[Task directions]: Each line containing the word "your" must be collected.

[start of Entries]

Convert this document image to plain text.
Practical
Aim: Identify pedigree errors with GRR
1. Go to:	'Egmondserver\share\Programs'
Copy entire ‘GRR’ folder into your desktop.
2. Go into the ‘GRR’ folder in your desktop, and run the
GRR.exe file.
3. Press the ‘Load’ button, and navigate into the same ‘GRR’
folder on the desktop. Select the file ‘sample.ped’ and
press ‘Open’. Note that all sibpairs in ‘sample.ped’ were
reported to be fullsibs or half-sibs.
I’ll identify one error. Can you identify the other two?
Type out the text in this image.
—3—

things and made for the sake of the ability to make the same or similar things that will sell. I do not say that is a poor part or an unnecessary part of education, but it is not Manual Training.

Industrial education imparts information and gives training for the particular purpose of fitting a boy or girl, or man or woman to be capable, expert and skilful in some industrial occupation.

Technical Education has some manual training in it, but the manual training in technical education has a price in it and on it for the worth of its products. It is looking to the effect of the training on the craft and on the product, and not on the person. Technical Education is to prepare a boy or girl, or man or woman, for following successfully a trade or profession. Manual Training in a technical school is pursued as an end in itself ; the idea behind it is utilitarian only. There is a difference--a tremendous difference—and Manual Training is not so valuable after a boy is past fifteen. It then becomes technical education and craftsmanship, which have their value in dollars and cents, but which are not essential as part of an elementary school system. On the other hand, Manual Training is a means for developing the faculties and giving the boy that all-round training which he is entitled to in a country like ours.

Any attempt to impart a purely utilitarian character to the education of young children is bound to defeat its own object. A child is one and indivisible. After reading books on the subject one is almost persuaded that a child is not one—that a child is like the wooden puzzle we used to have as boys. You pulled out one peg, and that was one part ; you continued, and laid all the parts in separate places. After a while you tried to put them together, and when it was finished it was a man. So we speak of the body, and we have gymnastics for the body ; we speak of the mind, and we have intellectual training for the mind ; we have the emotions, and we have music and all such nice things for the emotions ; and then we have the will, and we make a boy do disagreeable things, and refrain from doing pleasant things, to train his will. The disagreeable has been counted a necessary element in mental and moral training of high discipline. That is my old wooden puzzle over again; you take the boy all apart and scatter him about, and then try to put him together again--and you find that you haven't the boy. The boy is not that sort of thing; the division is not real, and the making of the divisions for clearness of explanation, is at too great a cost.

[end of Entries]

[Exercise answer]:
Copy entire ‘GRR’ folder into your desktop.
2. Go into the ‘GRR’ folder in your desktop, and run the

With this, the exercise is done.